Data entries
****

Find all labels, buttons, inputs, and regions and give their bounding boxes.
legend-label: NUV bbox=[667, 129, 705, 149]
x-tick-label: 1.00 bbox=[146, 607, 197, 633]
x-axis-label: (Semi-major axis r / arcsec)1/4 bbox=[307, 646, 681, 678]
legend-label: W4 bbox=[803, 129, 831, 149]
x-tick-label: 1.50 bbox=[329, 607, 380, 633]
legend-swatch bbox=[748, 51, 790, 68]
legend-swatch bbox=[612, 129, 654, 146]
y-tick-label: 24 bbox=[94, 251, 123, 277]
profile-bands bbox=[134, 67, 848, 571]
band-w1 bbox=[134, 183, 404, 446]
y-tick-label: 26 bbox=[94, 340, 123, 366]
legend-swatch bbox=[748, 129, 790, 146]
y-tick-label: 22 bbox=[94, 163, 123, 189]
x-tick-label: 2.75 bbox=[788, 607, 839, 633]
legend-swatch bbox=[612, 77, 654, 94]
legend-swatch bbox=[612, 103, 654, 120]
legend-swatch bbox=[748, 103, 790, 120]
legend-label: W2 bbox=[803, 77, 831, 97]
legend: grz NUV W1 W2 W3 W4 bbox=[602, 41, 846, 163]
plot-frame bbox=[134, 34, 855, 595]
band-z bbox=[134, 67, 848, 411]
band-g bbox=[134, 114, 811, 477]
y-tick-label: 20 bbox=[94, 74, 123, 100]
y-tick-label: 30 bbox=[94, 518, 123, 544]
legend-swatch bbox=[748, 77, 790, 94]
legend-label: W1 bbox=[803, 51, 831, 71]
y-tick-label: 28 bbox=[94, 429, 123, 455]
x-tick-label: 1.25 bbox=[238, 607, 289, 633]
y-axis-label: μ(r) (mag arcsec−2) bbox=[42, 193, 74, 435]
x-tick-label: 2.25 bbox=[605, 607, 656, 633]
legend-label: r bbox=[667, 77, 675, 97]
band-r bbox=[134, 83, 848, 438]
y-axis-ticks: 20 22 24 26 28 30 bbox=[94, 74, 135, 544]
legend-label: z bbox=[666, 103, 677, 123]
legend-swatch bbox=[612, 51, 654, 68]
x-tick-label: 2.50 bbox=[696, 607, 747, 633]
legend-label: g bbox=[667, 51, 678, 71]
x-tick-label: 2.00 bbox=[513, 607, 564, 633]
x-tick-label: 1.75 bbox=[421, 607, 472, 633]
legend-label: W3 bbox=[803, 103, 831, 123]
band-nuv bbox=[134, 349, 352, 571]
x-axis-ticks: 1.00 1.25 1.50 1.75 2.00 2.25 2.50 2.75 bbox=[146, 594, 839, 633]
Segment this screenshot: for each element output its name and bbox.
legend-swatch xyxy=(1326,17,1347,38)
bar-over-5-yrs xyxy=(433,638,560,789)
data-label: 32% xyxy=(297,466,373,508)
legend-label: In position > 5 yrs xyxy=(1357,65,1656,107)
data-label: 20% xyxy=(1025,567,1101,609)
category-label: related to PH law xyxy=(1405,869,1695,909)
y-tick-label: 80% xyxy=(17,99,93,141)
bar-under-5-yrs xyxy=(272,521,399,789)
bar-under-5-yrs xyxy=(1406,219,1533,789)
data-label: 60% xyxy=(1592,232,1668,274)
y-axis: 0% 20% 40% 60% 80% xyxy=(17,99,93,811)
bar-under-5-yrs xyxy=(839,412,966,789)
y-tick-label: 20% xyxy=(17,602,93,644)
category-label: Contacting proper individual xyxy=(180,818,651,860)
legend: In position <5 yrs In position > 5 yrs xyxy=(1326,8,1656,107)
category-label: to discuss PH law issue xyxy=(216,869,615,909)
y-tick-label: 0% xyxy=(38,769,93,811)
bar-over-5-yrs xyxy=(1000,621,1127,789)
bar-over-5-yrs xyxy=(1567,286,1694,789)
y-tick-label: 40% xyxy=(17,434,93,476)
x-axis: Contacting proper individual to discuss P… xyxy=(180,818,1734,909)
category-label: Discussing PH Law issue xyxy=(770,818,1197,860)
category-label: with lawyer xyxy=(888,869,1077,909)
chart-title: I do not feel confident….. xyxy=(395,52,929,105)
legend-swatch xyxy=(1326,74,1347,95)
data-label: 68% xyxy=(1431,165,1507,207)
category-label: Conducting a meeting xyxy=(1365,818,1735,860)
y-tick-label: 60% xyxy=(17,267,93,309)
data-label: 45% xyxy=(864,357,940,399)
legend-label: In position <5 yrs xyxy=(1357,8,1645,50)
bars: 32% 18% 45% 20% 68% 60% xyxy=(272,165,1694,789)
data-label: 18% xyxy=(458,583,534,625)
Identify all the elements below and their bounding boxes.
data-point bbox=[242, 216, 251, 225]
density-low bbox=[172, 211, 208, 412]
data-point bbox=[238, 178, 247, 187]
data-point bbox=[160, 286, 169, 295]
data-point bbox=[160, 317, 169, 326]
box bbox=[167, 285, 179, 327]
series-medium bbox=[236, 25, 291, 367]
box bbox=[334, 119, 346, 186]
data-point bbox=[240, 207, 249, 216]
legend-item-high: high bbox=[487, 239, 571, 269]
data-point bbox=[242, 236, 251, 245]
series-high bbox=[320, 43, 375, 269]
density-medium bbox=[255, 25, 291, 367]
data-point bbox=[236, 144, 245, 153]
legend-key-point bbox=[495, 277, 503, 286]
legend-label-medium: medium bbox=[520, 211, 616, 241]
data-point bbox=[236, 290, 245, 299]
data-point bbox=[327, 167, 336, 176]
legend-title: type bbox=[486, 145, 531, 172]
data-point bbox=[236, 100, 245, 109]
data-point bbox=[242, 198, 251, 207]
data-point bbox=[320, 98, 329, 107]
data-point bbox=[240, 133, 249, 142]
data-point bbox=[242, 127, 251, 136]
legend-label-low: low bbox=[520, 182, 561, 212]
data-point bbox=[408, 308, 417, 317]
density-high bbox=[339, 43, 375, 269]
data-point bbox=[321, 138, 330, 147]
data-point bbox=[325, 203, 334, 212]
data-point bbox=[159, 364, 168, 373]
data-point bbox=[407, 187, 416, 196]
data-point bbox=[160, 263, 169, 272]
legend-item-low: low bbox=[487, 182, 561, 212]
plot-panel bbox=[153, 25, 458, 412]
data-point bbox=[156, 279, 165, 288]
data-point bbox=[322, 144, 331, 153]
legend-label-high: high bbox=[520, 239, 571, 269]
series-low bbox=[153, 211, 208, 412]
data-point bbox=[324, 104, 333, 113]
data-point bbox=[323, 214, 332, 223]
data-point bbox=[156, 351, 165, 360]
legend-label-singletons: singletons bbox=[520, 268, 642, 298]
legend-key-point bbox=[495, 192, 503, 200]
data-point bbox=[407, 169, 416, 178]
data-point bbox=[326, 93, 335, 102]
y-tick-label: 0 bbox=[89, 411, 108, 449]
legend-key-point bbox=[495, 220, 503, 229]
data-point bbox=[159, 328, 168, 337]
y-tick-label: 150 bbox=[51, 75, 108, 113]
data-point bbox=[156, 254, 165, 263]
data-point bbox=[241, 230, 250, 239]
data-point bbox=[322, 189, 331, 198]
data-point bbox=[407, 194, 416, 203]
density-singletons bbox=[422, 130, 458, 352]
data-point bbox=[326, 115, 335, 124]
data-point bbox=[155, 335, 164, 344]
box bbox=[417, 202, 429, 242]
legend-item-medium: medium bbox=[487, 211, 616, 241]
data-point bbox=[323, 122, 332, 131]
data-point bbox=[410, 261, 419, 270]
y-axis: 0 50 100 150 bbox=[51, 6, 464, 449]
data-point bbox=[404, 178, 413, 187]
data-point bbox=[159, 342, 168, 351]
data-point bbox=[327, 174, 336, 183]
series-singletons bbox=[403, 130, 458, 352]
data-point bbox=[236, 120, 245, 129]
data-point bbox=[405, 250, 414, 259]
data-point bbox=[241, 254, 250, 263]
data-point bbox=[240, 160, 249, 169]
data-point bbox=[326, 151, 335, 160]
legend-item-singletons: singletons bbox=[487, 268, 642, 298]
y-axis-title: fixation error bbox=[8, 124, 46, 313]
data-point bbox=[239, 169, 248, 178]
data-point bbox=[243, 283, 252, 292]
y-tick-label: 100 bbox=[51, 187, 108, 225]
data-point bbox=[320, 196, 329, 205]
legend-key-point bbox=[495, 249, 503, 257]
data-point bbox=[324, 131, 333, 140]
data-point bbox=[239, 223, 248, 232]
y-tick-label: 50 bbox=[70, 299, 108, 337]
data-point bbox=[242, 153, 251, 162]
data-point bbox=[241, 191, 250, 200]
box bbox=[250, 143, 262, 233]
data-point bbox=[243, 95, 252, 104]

****

■ **STATED EXERCISE**: Transcribe the rows without any changes, from the first row of the data entries through the line containing "y-tick-label: 26 bbox=[94, 340, 123, 366]", with both of those lines included.

■ **ANSWER TO THE EXERCISE**:
Find all labels, buttons, inputs, and regions and give their bounding boxes.
legend-label: NUV bbox=[667, 129, 705, 149]
x-tick-label: 1.00 bbox=[146, 607, 197, 633]
x-axis-label: (Semi-major axis r / arcsec)1/4 bbox=[307, 646, 681, 678]
legend-label: W4 bbox=[803, 129, 831, 149]
x-tick-label: 1.50 bbox=[329, 607, 380, 633]
legend-swatch bbox=[748, 51, 790, 68]
legend-swatch bbox=[612, 129, 654, 146]
y-tick-label: 24 bbox=[94, 251, 123, 277]
profile-bands bbox=[134, 67, 848, 571]
band-w1 bbox=[134, 183, 404, 446]
y-tick-label: 26 bbox=[94, 340, 123, 366]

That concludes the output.